To be done → Across the entries below, count the lines in which the word "structured" occurs. Reply with the count alone.
** Begin **
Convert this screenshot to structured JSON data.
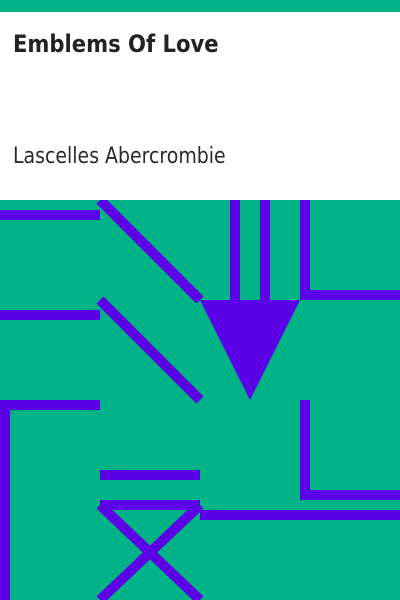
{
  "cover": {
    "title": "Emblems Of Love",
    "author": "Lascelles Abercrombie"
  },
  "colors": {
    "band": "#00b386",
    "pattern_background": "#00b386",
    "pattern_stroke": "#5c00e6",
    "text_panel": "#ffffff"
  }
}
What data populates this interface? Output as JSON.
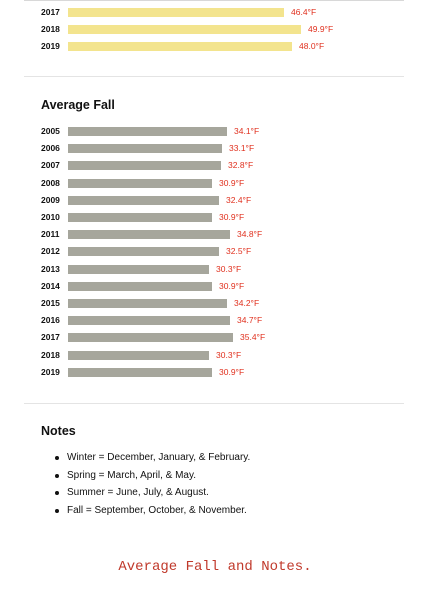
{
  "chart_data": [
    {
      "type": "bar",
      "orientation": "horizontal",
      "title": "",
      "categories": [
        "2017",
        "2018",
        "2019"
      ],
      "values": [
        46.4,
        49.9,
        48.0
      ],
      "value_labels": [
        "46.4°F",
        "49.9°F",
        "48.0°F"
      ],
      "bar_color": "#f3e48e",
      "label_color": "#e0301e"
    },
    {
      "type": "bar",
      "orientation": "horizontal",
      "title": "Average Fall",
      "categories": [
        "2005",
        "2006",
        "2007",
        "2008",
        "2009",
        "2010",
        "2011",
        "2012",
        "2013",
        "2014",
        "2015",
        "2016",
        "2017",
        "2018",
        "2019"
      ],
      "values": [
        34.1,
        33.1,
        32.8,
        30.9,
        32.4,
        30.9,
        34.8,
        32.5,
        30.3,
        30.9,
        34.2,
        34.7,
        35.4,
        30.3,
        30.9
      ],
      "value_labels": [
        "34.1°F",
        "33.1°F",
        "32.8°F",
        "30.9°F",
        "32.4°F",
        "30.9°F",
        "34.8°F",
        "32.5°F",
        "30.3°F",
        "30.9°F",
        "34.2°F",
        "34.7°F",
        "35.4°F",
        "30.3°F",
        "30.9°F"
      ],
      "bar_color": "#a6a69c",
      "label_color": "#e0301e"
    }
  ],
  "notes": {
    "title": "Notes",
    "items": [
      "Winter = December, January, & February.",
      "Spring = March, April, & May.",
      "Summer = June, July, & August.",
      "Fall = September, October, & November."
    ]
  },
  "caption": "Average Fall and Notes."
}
** End **
** Begin **
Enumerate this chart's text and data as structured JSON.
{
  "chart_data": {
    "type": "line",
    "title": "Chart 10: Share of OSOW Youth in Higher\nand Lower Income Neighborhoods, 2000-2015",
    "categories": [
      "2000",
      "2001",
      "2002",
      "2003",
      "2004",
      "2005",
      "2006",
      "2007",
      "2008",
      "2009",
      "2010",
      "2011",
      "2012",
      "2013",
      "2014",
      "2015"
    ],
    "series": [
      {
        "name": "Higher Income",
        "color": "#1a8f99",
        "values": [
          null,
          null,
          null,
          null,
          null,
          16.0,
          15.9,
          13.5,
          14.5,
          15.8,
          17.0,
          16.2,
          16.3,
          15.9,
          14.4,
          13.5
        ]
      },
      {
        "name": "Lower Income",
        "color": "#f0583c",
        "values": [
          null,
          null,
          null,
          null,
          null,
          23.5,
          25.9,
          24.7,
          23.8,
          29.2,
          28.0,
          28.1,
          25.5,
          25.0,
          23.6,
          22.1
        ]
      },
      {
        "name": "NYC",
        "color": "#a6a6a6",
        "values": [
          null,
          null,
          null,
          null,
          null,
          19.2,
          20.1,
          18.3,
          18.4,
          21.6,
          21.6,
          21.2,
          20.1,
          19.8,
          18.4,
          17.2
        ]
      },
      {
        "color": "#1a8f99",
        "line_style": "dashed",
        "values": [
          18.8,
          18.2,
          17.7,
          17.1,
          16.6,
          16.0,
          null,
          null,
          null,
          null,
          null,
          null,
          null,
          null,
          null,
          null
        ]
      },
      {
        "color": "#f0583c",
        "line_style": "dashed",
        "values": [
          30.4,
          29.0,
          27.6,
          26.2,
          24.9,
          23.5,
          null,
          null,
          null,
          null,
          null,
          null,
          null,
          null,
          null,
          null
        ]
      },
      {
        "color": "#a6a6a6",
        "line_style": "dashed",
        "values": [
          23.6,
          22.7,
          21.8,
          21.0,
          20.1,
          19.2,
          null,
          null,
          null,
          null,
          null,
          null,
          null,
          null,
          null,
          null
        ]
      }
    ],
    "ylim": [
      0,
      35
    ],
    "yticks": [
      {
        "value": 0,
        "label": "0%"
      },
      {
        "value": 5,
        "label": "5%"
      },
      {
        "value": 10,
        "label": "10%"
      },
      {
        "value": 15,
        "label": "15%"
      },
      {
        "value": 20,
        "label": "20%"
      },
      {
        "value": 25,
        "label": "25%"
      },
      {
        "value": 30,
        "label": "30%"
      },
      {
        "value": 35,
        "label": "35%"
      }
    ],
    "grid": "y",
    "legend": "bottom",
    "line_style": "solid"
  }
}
** End **
Answer to the task → 2